**** Materials provided ****

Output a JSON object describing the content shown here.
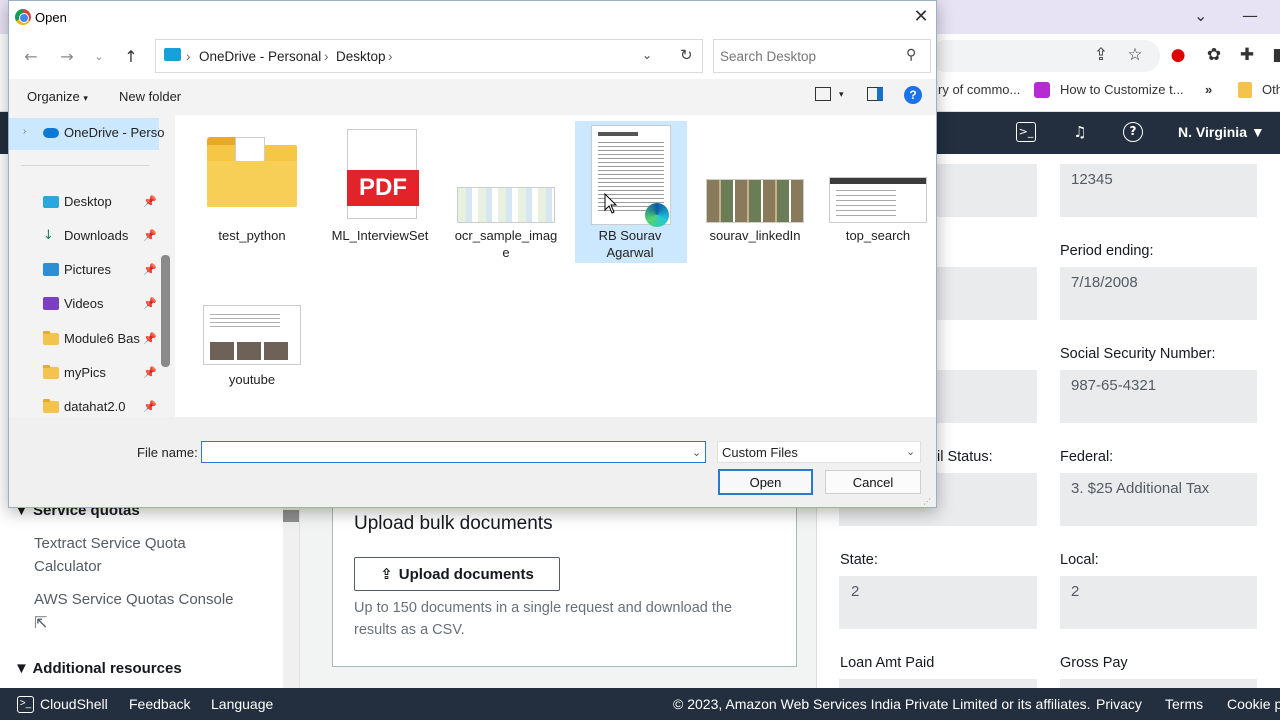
{
  "browser": {
    "tab_ctrls": {
      "chevron": "⌄",
      "minimize": "—"
    },
    "toolbar_icons": [
      "share-icon",
      "star-icon",
      "opera-icon",
      "puzzle-icon",
      "extensions-icon"
    ],
    "bookmarks": [
      {
        "label": "ry of commo...",
        "color": ""
      },
      {
        "label": "How to Customize t...",
        "color": "#b52ad1"
      },
      {
        "label": "»",
        "color": ""
      },
      {
        "label": "Oth",
        "color": "#f3c34e"
      }
    ]
  },
  "aws": {
    "region": "N. Virginia ▼",
    "sidebar": {
      "service_quotas": "Service quotas",
      "link1": "Textract Service Quota Calculator",
      "link2": "AWS Service Quotas Console",
      "additional": "Additional resources"
    },
    "upload": {
      "title": "Upload bulk documents",
      "button": "Upload documents",
      "desc": "Up to 150 documents in a single request and download the results as a CSV."
    },
    "form": {
      "period_ending_label": "Period ending:",
      "ssn_label": "Social Security Number:",
      "status_label": "il Status:",
      "federal_label": "Federal:",
      "state_label": "State:",
      "local_label": "Local:",
      "loan_label": "Loan Amt Paid",
      "gross_label": "Gross Pay",
      "val_top": "12345",
      "val_period": "7/18/2008",
      "val_ssn": "987-65-4321",
      "val_federal": "3. $25 Additional Tax",
      "val_state": "2",
      "val_local": "2"
    },
    "footer": {
      "cloudshell": "CloudShell",
      "feedback": "Feedback",
      "language": "Language",
      "copyright": "© 2023, Amazon Web Services India Private Limited or its affiliates.",
      "privacy": "Privacy",
      "terms": "Terms",
      "cookie": "Cookie pr"
    }
  },
  "dialog": {
    "title": "Open",
    "breadcrumb": {
      "root": "OneDrive - Personal",
      "folder": "Desktop"
    },
    "search_placeholder": "Search Desktop",
    "organize": "Organize",
    "new_folder": "New folder",
    "nav": {
      "onedrive": "OneDrive - Perso",
      "desktop": "Desktop",
      "downloads": "Downloads",
      "pictures": "Pictures",
      "videos": "Videos",
      "module6": "Module6 Bas",
      "mypics": "myPics",
      "datahat": "datahat2.0"
    },
    "files": {
      "f1": "test_python",
      "f2": "ML_InterviewSet",
      "f3a": "ocr_sample_imag",
      "f3b": "e",
      "f4a": "RB Sourav",
      "f4b": "Agarwal",
      "f5": "sourav_linkedIn",
      "f6": "top_search",
      "f7": "youtube"
    },
    "pdf_badge": "PDF",
    "file_name_label": "File name:",
    "file_name_value": "",
    "file_type": "Custom Files",
    "open_button": "Open",
    "cancel_button": "Cancel"
  }
}
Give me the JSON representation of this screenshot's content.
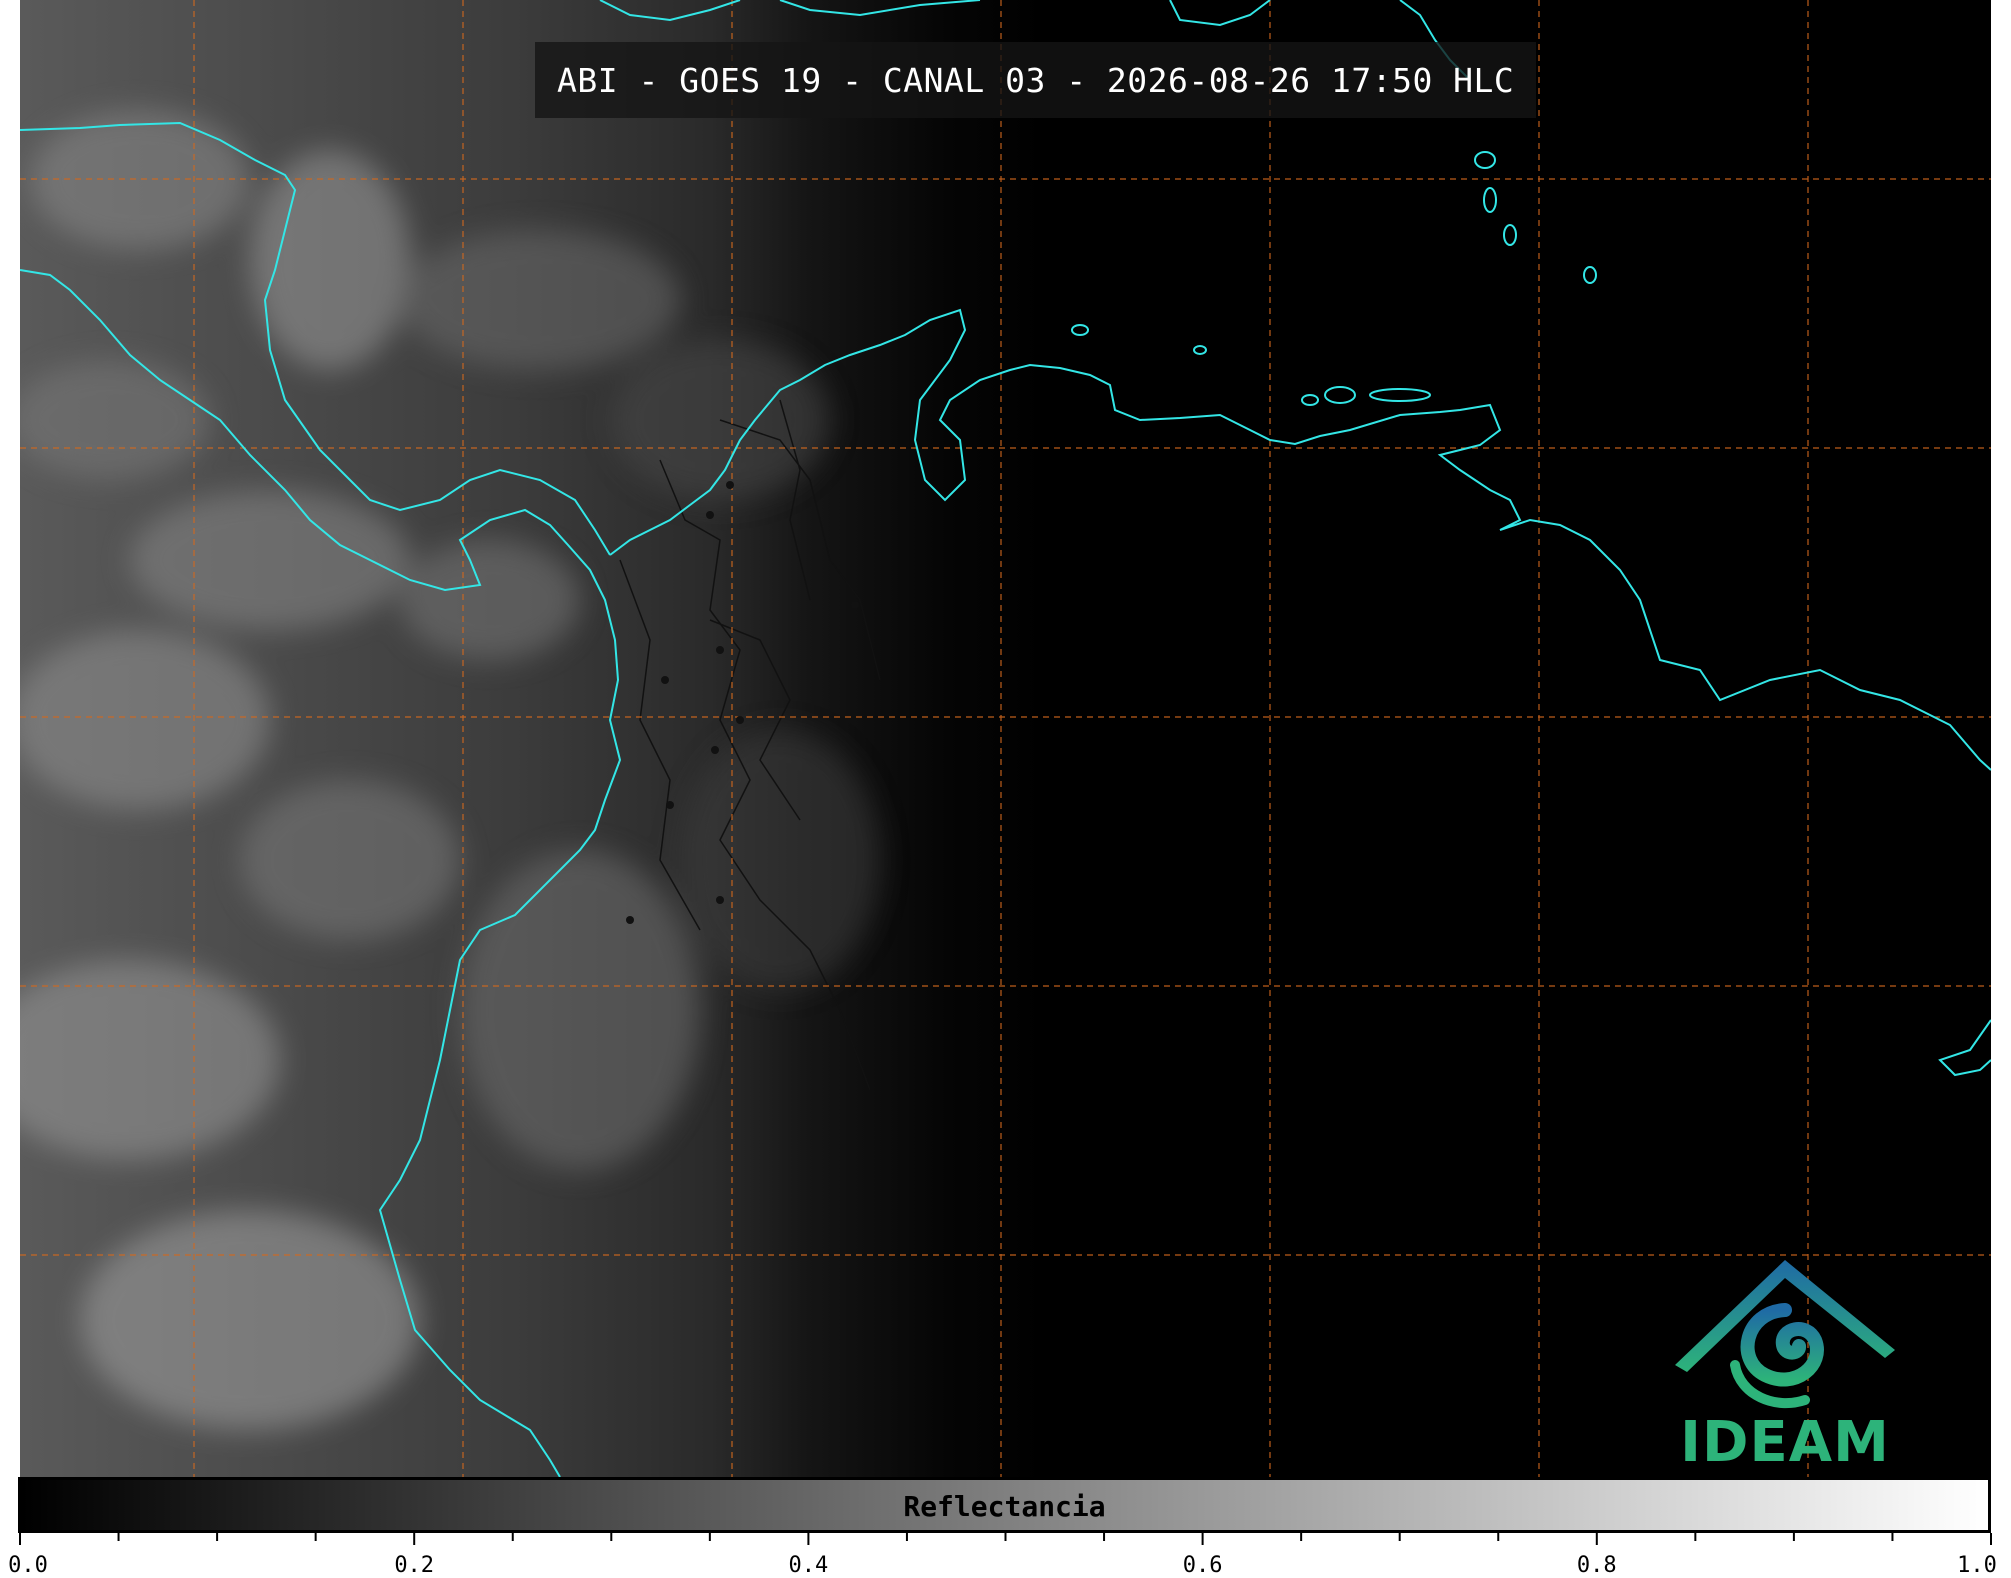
{
  "title": "ABI - GOES 19 - CANAL 03 - 2026-08-26 17:50 HLC",
  "colorbar": {
    "label": "Reflectancia",
    "ticks": [
      "0.0",
      "0.2",
      "0.4",
      "0.6",
      "0.8",
      "1.0"
    ],
    "range": [
      0.0,
      1.0
    ],
    "colormap": [
      "#000000",
      "#ffffff"
    ]
  },
  "logo": {
    "text": "IDEAM"
  },
  "colors": {
    "coastline": "#33e6e6",
    "gridline": "#d2691e",
    "borders": "#111111",
    "logo_blue": "#1f6aa5",
    "logo_green": "#2db37a"
  }
}
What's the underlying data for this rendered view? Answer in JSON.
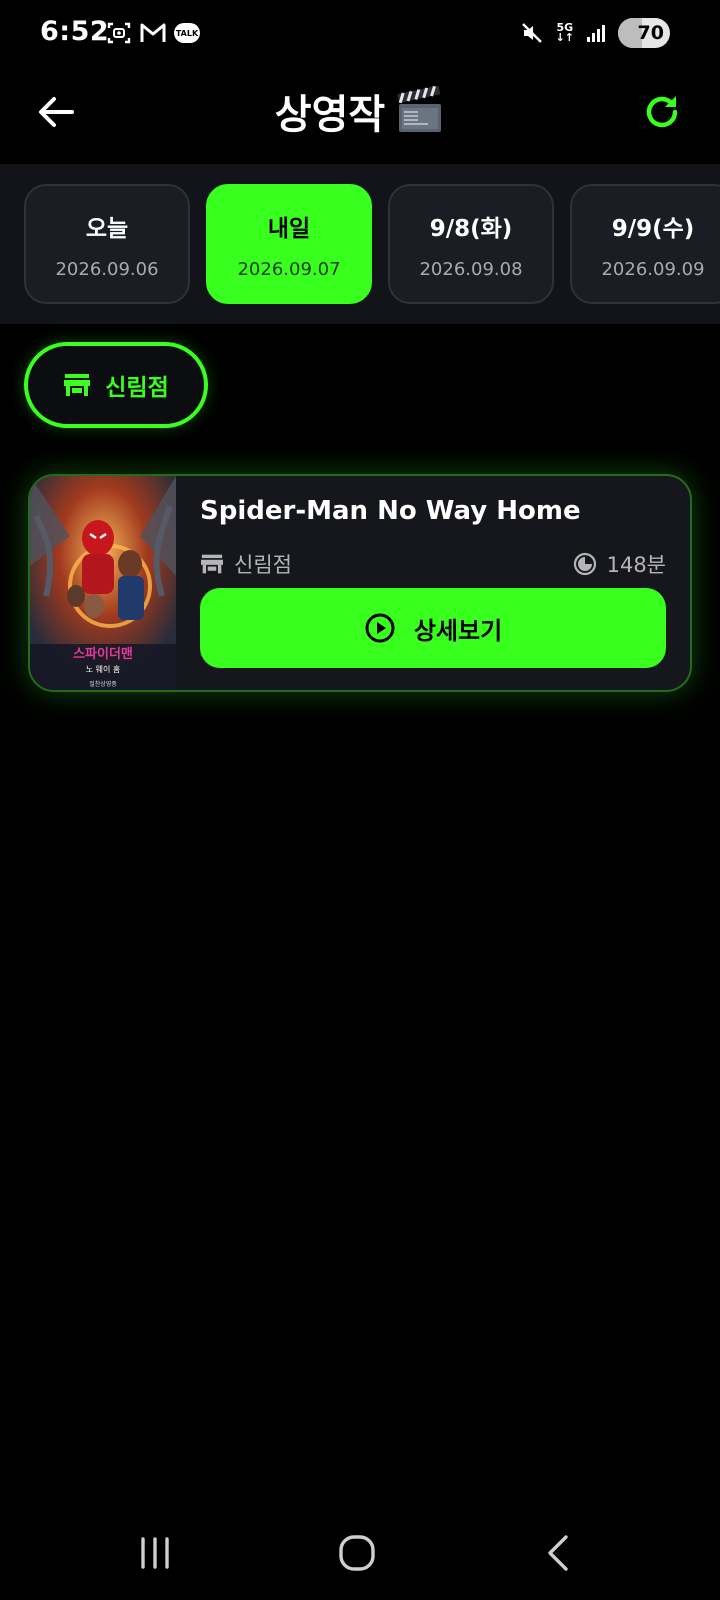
{
  "status_bar": {
    "time": "6:52",
    "talk_badge": "TALK",
    "network": "5G",
    "battery": "70"
  },
  "header": {
    "title": "상영작",
    "back_icon": "arrow-left-icon",
    "refresh_icon": "refresh-icon",
    "accent_color": "#39ff1e"
  },
  "dates": [
    {
      "label": "오늘",
      "date": "2026.09.06",
      "selected": false
    },
    {
      "label": "내일",
      "date": "2026.09.07",
      "selected": true
    },
    {
      "label": "9/8(화)",
      "date": "2026.09.08",
      "selected": false
    },
    {
      "label": "9/9(수)",
      "date": "2026.09.09",
      "selected": false
    }
  ],
  "branch": {
    "name": "신림점",
    "icon": "store-icon"
  },
  "movies": [
    {
      "title": "Spider-Man No Way Home",
      "branch": "신림점",
      "runtime": "148분",
      "detail_label": "상세보기",
      "poster_title": "스파이더맨",
      "poster_subtitle": "노 웨이 홈",
      "poster_footer": "절찬상영중"
    }
  ]
}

****

» **What you need to do**
Repeat verbatim the lines from the one holding "Give me the" through the end of the listing above, both ends included, but not the pictures.

» **Result of the exercise**
Give me the JSON representation of this screenshot's content.
{
  "title": "ABI - GOES 19 - CANAL 03 - 2026-08-26 17:50 HLC",
  "colorbar": {
    "label": "Reflectancia",
    "ticks": [
      "0.0",
      "0.2",
      "0.4",
      "0.6",
      "0.8",
      "1.0"
    ],
    "range": [
      0.0,
      1.0
    ],
    "colormap": [
      "#000000",
      "#ffffff"
    ]
  },
  "logo": {
    "text": "IDEAM"
  },
  "colors": {
    "coastline": "#33e6e6",
    "gridline": "#d2691e",
    "borders": "#111111",
    "logo_blue": "#1f6aa5",
    "logo_green": "#2db37a"
  }
}
What's the underlying data for this rendered view? Answer in JSON.
{
  "status_bar": {
    "time": "6:52",
    "talk_badge": "TALK",
    "network": "5G",
    "battery": "70"
  },
  "header": {
    "title": "상영작",
    "back_icon": "arrow-left-icon",
    "refresh_icon": "refresh-icon",
    "accent_color": "#39ff1e"
  },
  "dates": [
    {
      "label": "오늘",
      "date": "2026.09.06",
      "selected": false
    },
    {
      "label": "내일",
      "date": "2026.09.07",
      "selected": true
    },
    {
      "label": "9/8(화)",
      "date": "2026.09.08",
      "selected": false
    },
    {
      "label": "9/9(수)",
      "date": "2026.09.09",
      "selected": false
    }
  ],
  "branch": {
    "name": "신림점",
    "icon": "store-icon"
  },
  "movies": [
    {
      "title": "Spider-Man No Way Home",
      "branch": "신림점",
      "runtime": "148분",
      "detail_label": "상세보기",
      "poster_title": "스파이더맨",
      "poster_subtitle": "노 웨이 홈",
      "poster_footer": "절찬상영중"
    }
  ]
}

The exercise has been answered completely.